═══ Records ═══

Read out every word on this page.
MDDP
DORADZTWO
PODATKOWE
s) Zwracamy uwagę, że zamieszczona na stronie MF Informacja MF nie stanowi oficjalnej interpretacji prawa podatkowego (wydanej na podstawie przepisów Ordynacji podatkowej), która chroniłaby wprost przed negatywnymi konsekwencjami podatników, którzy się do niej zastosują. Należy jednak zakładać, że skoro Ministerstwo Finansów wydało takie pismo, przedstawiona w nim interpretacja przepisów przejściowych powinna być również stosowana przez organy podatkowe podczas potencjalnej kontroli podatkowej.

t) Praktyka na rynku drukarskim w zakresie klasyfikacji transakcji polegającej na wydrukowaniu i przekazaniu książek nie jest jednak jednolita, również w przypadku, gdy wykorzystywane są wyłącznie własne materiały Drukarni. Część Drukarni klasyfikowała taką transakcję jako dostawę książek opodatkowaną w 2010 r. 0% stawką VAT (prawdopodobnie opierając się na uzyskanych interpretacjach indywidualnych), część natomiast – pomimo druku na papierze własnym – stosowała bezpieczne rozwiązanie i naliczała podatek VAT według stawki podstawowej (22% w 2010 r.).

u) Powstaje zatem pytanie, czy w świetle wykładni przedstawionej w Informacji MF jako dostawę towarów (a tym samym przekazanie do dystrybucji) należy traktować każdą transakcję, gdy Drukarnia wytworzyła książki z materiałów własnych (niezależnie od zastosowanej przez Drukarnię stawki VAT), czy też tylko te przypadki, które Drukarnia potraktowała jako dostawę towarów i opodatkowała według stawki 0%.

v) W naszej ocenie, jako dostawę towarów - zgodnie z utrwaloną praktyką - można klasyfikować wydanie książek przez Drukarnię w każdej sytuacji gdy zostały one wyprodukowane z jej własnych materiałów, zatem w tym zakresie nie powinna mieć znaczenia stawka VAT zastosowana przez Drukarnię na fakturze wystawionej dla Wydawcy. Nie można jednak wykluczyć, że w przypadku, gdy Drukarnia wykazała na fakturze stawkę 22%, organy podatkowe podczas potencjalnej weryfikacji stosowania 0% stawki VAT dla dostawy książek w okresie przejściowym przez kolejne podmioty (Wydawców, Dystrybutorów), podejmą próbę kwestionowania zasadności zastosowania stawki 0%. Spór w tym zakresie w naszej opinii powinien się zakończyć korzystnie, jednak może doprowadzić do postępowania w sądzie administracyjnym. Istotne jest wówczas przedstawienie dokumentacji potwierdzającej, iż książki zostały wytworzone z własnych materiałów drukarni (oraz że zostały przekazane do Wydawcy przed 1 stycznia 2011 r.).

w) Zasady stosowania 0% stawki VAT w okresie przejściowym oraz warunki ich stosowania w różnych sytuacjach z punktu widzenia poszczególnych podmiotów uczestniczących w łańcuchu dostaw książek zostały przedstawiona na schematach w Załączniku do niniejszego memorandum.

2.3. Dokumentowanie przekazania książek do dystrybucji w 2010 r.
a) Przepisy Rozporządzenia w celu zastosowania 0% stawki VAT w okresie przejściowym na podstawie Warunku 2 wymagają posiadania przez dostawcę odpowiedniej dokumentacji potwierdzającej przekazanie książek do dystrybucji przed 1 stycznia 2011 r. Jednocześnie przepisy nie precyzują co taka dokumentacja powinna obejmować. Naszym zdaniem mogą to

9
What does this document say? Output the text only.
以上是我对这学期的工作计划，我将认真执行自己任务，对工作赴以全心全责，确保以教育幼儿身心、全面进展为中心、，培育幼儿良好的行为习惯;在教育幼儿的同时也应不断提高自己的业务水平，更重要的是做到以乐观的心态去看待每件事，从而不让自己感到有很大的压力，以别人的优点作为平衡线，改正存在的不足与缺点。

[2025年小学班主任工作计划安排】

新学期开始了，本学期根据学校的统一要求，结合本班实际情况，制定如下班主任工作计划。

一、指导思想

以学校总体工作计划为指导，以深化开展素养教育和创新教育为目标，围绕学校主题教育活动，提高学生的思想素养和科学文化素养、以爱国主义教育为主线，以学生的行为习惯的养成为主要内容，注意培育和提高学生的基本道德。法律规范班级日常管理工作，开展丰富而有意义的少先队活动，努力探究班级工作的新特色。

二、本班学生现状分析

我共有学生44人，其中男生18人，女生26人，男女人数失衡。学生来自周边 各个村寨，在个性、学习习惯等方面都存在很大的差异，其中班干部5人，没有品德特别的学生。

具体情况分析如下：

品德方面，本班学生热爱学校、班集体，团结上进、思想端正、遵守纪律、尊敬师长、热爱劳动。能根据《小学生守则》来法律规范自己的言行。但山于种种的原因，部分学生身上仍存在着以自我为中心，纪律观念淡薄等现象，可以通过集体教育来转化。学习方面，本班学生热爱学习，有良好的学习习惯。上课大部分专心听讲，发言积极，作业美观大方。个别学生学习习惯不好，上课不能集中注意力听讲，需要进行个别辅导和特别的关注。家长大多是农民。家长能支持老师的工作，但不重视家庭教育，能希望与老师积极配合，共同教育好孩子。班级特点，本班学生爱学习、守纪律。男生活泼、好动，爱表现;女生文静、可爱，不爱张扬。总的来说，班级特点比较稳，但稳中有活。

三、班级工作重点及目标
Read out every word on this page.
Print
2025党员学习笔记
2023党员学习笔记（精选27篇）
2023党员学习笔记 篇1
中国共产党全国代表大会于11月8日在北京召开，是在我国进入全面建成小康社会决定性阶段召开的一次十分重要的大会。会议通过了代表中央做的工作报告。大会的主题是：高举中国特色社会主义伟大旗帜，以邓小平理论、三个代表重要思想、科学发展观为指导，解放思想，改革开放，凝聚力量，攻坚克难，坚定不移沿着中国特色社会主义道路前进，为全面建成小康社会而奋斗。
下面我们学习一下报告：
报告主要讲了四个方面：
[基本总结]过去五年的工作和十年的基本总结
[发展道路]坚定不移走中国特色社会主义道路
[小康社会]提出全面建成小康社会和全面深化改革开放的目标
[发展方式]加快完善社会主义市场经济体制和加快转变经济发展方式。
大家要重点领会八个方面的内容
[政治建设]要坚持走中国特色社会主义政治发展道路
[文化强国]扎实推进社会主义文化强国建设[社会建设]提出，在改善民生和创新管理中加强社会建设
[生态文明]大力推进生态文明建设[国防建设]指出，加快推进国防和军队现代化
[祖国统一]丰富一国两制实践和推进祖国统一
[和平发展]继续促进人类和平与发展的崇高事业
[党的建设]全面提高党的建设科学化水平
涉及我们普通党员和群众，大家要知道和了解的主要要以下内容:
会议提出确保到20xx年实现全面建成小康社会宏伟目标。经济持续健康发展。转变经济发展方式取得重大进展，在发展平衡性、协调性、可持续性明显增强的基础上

═══

Set task
Using the listing above, show every line that includes the string "przedstawiona".

Answer below
s) Zwracamy uwagę, że zamieszczona na stronie MF Informacja MF nie stanowi oficjalnej interpretacji prawa podatkowego (wydanej na podstawie przepisów Ordynacji podatkowej), która chroniłaby wprost przed negatywnymi konsekwencjami podatników, którzy się do niej zastosują. Należy jednak zakładać, że skoro Ministerstwo Finansów wydało takie pismo, przedstawiona w nim interpretacja przepisów przejściowych powinna być również stosowana przez organy podatkowe podczas potencjalnej kontroli podatkowej.
w) Zasady stosowania 0% stawki VAT w okresie przejściowym oraz warunki ich stosowania w różnych sytuacjach z punktu widzenia poszczególnych podmiotów uczestniczących w łańcuchu dostaw książek zostały przedstawiona na schematach w Załączniku do niniejszego memorandum.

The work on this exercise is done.